----- GIVEN DATA -----

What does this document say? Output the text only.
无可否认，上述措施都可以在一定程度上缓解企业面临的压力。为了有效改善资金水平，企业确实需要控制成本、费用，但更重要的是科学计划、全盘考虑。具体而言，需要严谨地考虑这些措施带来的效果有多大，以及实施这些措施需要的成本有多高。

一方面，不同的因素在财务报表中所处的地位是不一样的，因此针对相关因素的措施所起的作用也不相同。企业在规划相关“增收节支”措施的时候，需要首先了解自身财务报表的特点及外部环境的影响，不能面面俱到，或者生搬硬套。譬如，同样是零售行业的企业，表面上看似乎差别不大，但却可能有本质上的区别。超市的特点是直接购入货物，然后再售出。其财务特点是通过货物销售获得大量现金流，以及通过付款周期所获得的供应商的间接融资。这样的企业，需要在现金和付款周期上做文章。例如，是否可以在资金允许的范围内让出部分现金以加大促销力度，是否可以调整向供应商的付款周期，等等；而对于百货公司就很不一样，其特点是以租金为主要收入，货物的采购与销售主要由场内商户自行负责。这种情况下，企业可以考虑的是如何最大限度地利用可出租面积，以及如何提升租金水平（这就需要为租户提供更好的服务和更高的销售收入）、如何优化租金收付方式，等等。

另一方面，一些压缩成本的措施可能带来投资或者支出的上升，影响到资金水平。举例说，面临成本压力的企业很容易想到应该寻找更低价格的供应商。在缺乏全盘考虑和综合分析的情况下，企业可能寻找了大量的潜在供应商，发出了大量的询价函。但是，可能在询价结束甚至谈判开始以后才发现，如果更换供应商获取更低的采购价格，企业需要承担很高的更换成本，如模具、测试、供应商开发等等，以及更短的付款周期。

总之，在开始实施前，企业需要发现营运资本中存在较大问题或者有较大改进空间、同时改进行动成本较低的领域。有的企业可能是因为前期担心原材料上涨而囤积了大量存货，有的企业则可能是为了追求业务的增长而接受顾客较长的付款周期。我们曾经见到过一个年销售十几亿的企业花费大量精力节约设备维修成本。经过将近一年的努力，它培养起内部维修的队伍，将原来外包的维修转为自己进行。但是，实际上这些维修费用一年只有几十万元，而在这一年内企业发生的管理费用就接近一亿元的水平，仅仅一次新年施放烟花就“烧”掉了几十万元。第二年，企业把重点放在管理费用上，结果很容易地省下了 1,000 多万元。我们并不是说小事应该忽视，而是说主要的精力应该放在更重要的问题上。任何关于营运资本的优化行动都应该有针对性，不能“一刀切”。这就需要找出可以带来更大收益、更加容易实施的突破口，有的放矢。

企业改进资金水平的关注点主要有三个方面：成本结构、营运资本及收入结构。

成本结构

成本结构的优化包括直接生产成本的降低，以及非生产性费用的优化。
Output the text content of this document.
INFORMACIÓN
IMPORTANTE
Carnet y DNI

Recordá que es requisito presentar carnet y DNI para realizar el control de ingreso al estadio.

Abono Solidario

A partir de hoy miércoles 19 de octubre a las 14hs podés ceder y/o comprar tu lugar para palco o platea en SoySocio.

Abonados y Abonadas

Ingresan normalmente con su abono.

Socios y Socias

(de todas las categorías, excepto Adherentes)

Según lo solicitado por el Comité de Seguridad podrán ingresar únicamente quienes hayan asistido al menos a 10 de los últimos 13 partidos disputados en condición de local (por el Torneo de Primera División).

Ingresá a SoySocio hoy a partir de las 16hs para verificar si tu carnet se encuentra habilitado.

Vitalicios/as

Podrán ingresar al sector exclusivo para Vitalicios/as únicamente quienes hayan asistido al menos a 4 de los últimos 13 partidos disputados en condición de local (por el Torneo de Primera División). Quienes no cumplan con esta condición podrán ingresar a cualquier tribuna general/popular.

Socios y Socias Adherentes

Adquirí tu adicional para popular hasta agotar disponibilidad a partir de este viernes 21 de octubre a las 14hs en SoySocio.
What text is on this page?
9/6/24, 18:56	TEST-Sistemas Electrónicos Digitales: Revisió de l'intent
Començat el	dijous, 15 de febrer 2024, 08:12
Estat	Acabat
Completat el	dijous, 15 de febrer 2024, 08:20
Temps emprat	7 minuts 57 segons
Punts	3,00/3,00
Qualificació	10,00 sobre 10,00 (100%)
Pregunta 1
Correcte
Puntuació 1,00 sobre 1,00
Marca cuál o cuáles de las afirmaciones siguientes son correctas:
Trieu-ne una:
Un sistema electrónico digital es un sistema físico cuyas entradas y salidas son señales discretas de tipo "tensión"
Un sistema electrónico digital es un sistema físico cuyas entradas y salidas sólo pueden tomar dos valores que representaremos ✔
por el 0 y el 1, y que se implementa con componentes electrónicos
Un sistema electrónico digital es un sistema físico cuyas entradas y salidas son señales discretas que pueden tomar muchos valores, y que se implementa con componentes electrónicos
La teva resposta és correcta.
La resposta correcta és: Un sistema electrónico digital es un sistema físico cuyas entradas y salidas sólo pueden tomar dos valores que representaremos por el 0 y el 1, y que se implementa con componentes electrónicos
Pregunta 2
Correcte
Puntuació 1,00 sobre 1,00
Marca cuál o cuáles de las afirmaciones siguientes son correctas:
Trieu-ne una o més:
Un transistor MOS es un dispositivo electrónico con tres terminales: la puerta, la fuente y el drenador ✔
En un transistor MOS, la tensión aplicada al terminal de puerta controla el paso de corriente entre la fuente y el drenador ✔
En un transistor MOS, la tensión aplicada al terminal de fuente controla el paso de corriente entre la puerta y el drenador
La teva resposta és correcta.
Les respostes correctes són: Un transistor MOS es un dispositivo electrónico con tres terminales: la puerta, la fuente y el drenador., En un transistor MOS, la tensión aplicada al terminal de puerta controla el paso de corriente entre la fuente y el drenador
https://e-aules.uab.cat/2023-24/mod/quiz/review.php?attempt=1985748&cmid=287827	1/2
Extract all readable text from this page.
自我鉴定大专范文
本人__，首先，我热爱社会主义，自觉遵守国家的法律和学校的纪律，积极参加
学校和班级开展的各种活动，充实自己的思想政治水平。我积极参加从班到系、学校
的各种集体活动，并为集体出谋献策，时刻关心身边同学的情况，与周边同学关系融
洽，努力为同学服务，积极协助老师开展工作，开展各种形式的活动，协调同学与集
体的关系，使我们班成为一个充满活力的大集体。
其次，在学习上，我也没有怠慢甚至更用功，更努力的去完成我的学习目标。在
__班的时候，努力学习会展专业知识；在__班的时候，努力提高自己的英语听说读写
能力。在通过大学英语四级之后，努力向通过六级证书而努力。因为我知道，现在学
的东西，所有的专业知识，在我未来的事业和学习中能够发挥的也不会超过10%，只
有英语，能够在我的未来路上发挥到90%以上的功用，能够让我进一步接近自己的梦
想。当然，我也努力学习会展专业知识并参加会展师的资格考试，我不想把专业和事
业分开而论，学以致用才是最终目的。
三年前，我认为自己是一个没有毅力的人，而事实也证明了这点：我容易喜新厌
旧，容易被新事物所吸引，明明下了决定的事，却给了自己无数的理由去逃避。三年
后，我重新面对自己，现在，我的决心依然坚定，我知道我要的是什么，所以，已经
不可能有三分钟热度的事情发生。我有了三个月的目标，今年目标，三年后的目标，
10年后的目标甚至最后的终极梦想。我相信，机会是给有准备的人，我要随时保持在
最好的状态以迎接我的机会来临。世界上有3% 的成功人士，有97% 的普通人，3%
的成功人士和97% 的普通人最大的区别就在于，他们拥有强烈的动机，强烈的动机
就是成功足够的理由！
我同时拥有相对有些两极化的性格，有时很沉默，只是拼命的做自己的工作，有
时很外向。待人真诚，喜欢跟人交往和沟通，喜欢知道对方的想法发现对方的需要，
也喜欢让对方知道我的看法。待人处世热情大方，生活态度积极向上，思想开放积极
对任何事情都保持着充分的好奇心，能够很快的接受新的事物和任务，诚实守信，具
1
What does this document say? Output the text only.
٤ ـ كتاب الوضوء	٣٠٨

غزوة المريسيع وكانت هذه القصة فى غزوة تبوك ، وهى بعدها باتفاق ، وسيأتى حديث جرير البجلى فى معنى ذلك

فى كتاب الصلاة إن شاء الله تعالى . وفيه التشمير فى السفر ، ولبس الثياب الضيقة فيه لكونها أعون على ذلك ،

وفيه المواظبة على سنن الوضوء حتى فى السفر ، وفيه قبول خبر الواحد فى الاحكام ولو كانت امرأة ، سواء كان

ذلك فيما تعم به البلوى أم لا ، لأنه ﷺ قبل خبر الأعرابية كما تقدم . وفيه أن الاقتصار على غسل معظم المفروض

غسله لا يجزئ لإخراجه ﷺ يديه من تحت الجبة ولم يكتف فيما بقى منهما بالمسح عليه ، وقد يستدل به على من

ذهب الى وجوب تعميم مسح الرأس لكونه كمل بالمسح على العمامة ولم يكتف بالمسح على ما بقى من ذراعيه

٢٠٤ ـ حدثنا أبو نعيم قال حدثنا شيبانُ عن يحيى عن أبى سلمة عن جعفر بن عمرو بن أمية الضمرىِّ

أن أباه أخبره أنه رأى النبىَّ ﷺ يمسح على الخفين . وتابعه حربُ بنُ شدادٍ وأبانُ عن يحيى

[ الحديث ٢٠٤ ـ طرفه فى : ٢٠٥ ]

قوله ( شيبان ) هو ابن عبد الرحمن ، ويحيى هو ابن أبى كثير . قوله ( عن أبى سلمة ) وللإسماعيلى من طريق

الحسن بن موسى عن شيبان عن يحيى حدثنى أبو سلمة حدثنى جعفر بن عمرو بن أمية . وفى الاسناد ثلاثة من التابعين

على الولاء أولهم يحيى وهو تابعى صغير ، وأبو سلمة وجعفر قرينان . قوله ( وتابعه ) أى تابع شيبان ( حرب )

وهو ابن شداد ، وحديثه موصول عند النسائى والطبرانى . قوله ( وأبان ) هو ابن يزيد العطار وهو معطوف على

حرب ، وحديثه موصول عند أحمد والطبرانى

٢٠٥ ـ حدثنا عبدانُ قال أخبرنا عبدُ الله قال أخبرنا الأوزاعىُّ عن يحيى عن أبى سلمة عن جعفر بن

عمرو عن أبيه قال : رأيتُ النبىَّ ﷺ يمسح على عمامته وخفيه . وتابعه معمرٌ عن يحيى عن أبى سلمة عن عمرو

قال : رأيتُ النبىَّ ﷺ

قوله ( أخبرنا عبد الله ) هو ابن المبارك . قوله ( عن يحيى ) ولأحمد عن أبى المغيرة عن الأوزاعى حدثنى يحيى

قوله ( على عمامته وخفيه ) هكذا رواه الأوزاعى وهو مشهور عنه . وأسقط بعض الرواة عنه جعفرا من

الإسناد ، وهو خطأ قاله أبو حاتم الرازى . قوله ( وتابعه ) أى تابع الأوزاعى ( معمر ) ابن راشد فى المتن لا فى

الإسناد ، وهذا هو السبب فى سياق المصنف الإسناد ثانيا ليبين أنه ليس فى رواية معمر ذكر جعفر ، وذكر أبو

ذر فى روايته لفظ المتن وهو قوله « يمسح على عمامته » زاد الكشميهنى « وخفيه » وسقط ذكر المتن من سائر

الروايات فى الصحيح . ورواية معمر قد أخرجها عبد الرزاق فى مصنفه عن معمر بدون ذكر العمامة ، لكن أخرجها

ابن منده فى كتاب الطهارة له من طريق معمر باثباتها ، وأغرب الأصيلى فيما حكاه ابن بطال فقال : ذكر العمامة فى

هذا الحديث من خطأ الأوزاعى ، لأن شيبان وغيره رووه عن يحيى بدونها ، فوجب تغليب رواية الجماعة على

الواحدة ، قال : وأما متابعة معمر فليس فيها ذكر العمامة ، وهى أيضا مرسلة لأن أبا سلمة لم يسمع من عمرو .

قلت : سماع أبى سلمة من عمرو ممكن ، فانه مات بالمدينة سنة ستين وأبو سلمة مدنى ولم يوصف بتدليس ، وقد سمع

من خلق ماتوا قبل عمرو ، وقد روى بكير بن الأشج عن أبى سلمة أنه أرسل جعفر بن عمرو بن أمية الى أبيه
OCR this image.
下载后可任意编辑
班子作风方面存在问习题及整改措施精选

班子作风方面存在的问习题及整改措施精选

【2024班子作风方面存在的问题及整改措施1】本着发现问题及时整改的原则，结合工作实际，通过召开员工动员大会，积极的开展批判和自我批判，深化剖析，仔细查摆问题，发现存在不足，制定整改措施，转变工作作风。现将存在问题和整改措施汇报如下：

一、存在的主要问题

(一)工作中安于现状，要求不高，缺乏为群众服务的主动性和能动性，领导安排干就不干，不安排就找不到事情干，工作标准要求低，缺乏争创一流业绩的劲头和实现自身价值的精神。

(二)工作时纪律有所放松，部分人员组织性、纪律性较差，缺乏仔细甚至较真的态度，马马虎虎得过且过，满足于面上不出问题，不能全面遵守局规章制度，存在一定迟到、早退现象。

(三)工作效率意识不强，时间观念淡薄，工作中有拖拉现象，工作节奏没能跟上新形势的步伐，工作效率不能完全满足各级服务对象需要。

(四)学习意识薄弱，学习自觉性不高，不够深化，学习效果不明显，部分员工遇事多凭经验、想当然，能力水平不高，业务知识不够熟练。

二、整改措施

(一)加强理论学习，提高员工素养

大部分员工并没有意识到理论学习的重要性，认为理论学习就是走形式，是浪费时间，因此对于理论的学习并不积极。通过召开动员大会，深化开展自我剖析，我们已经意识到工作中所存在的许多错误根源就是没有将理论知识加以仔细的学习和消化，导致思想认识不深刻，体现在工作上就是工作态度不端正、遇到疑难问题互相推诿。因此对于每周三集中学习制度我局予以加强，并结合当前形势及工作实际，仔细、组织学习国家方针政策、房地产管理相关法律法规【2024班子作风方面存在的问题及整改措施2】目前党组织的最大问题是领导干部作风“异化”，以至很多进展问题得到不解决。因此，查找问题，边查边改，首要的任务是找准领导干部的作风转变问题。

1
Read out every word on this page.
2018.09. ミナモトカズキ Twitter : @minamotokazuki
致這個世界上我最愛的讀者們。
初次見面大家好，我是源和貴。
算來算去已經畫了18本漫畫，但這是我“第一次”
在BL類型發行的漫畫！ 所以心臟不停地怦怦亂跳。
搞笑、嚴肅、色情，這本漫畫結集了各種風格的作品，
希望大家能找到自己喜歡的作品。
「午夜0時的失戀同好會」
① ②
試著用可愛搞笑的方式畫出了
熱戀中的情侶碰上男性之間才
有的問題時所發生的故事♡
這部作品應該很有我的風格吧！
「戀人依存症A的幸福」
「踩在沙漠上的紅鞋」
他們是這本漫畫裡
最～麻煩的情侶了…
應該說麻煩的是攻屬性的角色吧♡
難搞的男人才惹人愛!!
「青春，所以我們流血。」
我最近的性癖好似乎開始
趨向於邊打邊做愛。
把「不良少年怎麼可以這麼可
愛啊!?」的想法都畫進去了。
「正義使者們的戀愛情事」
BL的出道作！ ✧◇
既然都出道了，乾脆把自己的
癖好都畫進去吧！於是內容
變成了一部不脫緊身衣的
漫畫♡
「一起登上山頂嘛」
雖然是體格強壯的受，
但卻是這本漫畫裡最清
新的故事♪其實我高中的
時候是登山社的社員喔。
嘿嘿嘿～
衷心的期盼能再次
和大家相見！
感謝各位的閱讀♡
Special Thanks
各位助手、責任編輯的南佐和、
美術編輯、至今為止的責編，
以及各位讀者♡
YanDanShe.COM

-----

Look through the records and gather each line with the word "شداد".

> CORRECT ANSWER:
أن أباه أخبره أنه رأى النبىَّ ﷺ يمسح على الخفين . وتابعه حربُ بنُ شدادٍ وأبانُ عن يحيى
وهو ابن شداد ، وحديثه موصول عند النسائى والطبرانى . قوله ( وأبان ) هو ابن يزيد العطار وهو معطوف على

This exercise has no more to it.